### [Exercise brief]
From the entries that follow, gather each line holding the word "this".

--- Record extracts ---

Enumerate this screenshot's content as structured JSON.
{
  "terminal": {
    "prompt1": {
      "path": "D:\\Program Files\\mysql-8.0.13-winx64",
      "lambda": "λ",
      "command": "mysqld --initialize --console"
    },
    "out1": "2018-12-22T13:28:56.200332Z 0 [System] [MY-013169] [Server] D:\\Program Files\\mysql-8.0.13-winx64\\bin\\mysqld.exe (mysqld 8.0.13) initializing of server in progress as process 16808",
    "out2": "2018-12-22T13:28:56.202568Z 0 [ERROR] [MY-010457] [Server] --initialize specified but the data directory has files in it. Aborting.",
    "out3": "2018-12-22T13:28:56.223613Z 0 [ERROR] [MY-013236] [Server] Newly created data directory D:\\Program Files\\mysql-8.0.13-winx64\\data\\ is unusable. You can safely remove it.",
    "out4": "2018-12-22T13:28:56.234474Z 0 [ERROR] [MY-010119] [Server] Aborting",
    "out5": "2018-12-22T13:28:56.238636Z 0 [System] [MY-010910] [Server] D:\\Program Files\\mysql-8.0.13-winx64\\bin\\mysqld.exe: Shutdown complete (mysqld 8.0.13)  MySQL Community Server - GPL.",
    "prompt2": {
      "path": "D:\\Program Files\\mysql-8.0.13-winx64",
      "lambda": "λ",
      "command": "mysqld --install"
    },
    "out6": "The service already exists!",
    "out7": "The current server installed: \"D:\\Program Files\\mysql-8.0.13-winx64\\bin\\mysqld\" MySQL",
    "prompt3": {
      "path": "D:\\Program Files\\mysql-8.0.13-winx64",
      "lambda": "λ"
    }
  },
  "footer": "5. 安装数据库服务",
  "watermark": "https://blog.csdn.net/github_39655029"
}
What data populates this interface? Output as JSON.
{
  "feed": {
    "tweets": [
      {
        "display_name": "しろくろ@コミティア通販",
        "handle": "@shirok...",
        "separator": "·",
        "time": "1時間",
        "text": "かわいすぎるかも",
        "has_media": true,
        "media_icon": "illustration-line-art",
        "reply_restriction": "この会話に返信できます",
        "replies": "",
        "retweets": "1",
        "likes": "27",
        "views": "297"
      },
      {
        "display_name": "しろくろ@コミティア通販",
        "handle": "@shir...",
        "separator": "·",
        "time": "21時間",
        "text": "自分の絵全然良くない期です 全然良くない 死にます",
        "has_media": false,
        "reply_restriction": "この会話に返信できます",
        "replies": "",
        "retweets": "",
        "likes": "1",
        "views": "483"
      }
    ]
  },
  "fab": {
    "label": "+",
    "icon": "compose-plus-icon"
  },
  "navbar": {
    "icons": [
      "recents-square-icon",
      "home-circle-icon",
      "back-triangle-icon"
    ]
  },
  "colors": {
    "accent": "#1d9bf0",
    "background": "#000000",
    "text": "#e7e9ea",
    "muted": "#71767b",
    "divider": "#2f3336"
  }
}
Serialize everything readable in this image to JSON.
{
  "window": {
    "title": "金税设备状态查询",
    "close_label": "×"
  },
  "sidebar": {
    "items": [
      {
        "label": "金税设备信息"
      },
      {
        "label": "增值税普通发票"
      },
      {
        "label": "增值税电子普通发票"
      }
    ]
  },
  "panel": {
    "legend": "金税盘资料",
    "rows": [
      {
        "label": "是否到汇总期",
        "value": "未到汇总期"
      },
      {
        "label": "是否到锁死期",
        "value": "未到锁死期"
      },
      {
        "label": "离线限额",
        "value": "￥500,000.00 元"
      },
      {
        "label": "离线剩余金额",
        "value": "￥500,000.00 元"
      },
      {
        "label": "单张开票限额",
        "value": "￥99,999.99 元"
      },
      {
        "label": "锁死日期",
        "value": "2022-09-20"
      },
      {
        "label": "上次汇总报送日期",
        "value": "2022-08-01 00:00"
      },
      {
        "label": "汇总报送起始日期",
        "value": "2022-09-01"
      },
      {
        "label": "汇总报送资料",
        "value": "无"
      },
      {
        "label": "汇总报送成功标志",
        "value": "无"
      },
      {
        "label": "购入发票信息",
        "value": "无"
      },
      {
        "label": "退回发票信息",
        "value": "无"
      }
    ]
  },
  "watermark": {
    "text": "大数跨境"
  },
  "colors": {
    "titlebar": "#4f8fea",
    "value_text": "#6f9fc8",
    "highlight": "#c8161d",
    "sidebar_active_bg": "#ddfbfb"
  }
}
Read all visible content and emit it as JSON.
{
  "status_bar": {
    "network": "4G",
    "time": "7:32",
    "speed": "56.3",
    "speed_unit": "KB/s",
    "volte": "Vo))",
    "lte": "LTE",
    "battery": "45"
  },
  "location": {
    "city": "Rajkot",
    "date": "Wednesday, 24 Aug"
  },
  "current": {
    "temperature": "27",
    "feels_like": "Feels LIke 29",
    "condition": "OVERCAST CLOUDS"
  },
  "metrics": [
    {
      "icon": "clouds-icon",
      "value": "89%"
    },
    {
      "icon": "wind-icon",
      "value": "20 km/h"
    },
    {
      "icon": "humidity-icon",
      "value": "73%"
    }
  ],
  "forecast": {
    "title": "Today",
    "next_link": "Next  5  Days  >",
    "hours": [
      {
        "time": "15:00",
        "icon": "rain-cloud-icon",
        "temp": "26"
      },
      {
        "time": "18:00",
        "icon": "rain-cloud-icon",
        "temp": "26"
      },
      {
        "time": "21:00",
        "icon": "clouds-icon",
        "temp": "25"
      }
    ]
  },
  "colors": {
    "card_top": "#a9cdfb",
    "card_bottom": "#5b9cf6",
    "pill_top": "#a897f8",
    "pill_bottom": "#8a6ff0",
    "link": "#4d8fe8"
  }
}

---

### [Task response]
Enumerate this screenshot's content as structured JSON.
What data populates this interface? Output as JSON.
Serialize everything readable in this image to JSON.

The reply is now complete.